THE EXERCISE
Take the entries below and print all of them exactly, please.

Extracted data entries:

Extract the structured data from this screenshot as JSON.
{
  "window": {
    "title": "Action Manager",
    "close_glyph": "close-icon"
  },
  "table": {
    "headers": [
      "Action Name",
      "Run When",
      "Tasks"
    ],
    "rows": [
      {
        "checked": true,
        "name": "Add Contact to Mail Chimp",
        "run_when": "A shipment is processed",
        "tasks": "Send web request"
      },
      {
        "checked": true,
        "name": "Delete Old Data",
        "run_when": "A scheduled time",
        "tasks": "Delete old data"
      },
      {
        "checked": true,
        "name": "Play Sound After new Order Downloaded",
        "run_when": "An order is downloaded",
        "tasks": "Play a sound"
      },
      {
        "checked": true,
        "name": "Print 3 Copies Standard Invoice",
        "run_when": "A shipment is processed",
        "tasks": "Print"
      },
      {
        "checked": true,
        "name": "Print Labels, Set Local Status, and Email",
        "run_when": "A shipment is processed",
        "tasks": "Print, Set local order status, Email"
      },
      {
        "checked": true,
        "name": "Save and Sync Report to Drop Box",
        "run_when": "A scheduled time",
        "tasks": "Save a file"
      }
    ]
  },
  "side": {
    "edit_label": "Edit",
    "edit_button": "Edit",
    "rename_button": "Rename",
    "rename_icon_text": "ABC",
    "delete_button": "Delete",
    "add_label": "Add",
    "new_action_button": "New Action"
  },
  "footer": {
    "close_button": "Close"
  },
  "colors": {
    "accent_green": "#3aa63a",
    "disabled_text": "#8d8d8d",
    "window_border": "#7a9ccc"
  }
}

COMPLETE ANSWER
Extract the structured data from this screenshot as JSON.
{
  "window": {
    "title": "Action Manager",
    "close_glyph": "close-icon"
  },
  "table": {
    "headers": [
      "Action Name",
      "Run When",
      "Tasks"
    ],
    "rows": [
      {
        "checked": true,
        "name": "Add Contact to Mail Chimp",
        "run_when": "A shipment is processed",
        "tasks": "Send web request"
      },
      {
        "checked": true,
        "name": "Delete Old Data",
        "run_when": "A scheduled time",
        "tasks": "Delete old data"
      },
      {
        "checked": true,
        "name": "Play Sound After new Order Downloaded",
        "run_when": "An order is downloaded",
        "tasks": "Play a sound"
      },
      {
        "checked": true,
        "name": "Print 3 Copies Standard Invoice",
        "run_when": "A shipment is processed",
        "tasks": "Print"
      },
      {
        "checked": true,
        "name": "Print Labels, Set Local Status, and Email",
        "run_when": "A shipment is processed",
        "tasks": "Print, Set local order status, Email"
      },
      {
        "checked": true,
        "name": "Save and Sync Report to Drop Box",
        "run_when": "A scheduled time",
        "tasks": "Save a file"
      }
    ]
  },
  "side": {
    "edit_label": "Edit",
    "edit_button": "Edit",
    "rename_button": "Rename",
    "rename_icon_text": "ABC",
    "delete_button": "Delete",
    "add_label": "Add",
    "new_action_button": "New Action"
  },
  "footer": {
    "close_button": "Close"
  },
  "colors": {
    "accent_green": "#3aa63a",
    "disabled_text": "#8d8d8d",
    "window_border": "#7a9ccc"
  }
}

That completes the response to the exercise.